— BEGIN Information provided —

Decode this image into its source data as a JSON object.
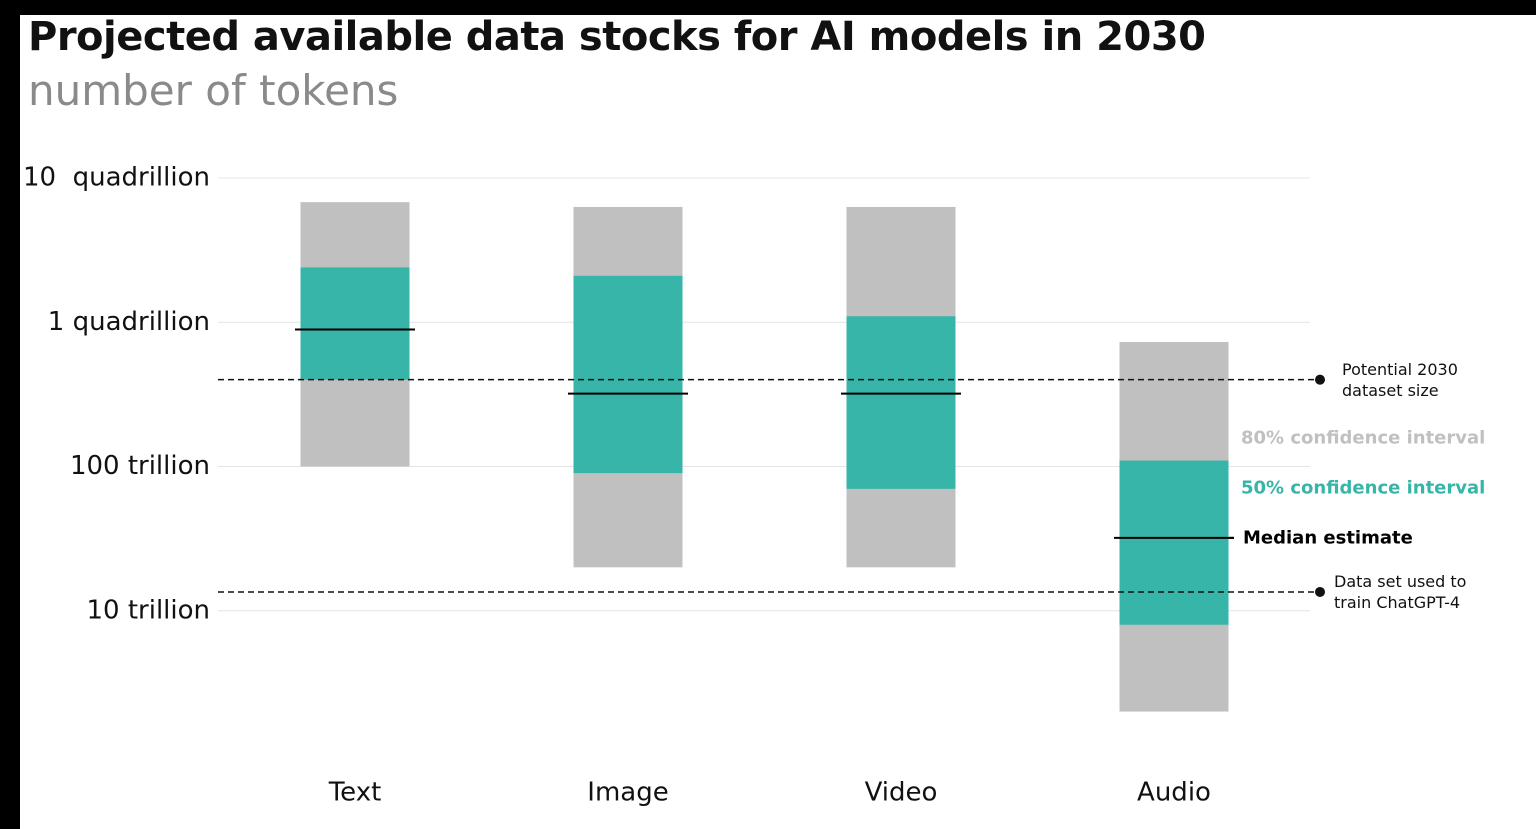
{
  "chart_data": {
    "type": "range",
    "title": "Projected available data stocks for AI models in 2030",
    "subtitle": "number of tokens",
    "categories": [
      "Text",
      "Image",
      "Video",
      "Audio"
    ],
    "log_scale": true,
    "grid": true,
    "ylim": [
      1000000000000.0,
      1e+16
    ],
    "yticks": [
      {
        "value": 1e+16,
        "label": "10  quadrillion"
      },
      {
        "value": 1000000000000000.0,
        "label": "1 quadrillion"
      },
      {
        "value": 100000000000000.0,
        "label": "100 trillion"
      },
      {
        "value": 10000000000000.0,
        "label": "10 trillion"
      }
    ],
    "intervals": [
      {
        "name": "80% confidence interval",
        "color": "#c0c0c0",
        "low": [
          100000000000000.0,
          20000000000000.0,
          20000000000000.0,
          2000000000000.0
        ],
        "high": [
          6800000000000000.0,
          6300000000000000.0,
          6300000000000000.0,
          730000000000000.0
        ]
      },
      {
        "name": "50% confidence interval",
        "color": "#36b5a8",
        "low": [
          400000000000000.0,
          90000000000000.0,
          70000000000000.0,
          8000000000000.0
        ],
        "high": [
          2400000000000000.0,
          2100000000000000.0,
          1100000000000000.0,
          110000000000000.0
        ]
      }
    ],
    "median": {
      "name": "Median estimate",
      "color": "#000000",
      "values": [
        890000000000000.0,
        320000000000000.0,
        320000000000000.0,
        32000000000000.0
      ]
    },
    "reference_lines": [
      {
        "label": "Potential 2030 dataset size",
        "value": 400000000000000.0
      },
      {
        "label": "Data set used to train ChatGPT-4",
        "value": 13500000000000.0
      }
    ]
  }
}
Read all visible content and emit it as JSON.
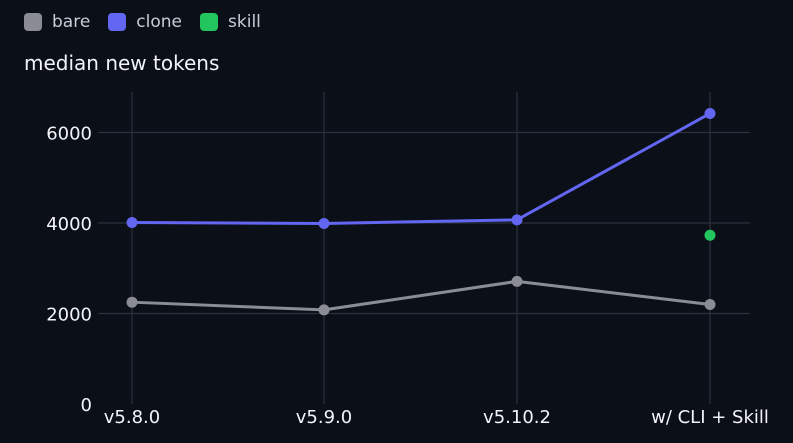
{
  "chart_data": {
    "type": "line",
    "title": "",
    "xlabel": "",
    "ylabel": "median new tokens",
    "categories": [
      "v5.8.0",
      "v5.9.0",
      "v5.10.2",
      "w/ CLI + Skill"
    ],
    "y_ticks": [
      0,
      2000,
      4000,
      6000
    ],
    "ylim": [
      0,
      6900
    ],
    "grid": true,
    "legend_position": "top-left",
    "series": [
      {
        "name": "bare",
        "color": "#8b8d96",
        "values": [
          2250,
          2080,
          2710,
          2200
        ]
      },
      {
        "name": "clone",
        "color": "#6366f1",
        "values": [
          4010,
          3990,
          4070,
          6420
        ]
      },
      {
        "name": "skill",
        "color": "#22c55e",
        "values": [
          null,
          null,
          null,
          3730
        ]
      }
    ]
  },
  "colors": {
    "background": "#0b0f17",
    "grid": "#2b313c",
    "text": "#f2f4f8"
  }
}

— END Information provided —

-- Problem description --
Print every record above exactly as written, leaving out the pictures.

-- Task result --
Decode this image into its source data as a JSON object.
{
  "chart_data": {
    "type": "range",
    "title": "Projected available data stocks for AI models in 2030",
    "subtitle": "number of tokens",
    "categories": [
      "Text",
      "Image",
      "Video",
      "Audio"
    ],
    "log_scale": true,
    "grid": true,
    "ylim": [
      1000000000000.0,
      1e+16
    ],
    "yticks": [
      {
        "value": 1e+16,
        "label": "10  quadrillion"
      },
      {
        "value": 1000000000000000.0,
        "label": "1 quadrillion"
      },
      {
        "value": 100000000000000.0,
        "label": "100 trillion"
      },
      {
        "value": 10000000000000.0,
        "label": "10 trillion"
      }
    ],
    "intervals": [
      {
        "name": "80% confidence interval",
        "color": "#c0c0c0",
        "low": [
          100000000000000.0,
          20000000000000.0,
          20000000000000.0,
          2000000000000.0
        ],
        "high": [
          6800000000000000.0,
          6300000000000000.0,
          6300000000000000.0,
          730000000000000.0
        ]
      },
      {
        "name": "50% confidence interval",
        "color": "#36b5a8",
        "low": [
          400000000000000.0,
          90000000000000.0,
          70000000000000.0,
          8000000000000.0
        ],
        "high": [
          2400000000000000.0,
          2100000000000000.0,
          1100000000000000.0,
          110000000000000.0
        ]
      }
    ],
    "median": {
      "name": "Median estimate",
      "color": "#000000",
      "values": [
        890000000000000.0,
        320000000000000.0,
        320000000000000.0,
        32000000000000.0
      ]
    },
    "reference_lines": [
      {
        "label": "Potential 2030 dataset size",
        "value": 400000000000000.0
      },
      {
        "label": "Data set used to train ChatGPT-4",
        "value": 13500000000000.0
      }
    ]
  }
}
Read all visible content and emit it as JSON.
{
  "chart_data": {
    "type": "line",
    "title": "",
    "xlabel": "",
    "ylabel": "median new tokens",
    "categories": [
      "v5.8.0",
      "v5.9.0",
      "v5.10.2",
      "w/ CLI + Skill"
    ],
    "y_ticks": [
      0,
      2000,
      4000,
      6000
    ],
    "ylim": [
      0,
      6900
    ],
    "grid": true,
    "legend_position": "top-left",
    "series": [
      {
        "name": "bare",
        "color": "#8b8d96",
        "values": [
          2250,
          2080,
          2710,
          2200
        ]
      },
      {
        "name": "clone",
        "color": "#6366f1",
        "values": [
          4010,
          3990,
          4070,
          6420
        ]
      },
      {
        "name": "skill",
        "color": "#22c55e",
        "values": [
          null,
          null,
          null,
          3730
        ]
      }
    ]
  },
  "colors": {
    "background": "#0b0f17",
    "grid": "#2b313c",
    "text": "#f2f4f8"
  }
}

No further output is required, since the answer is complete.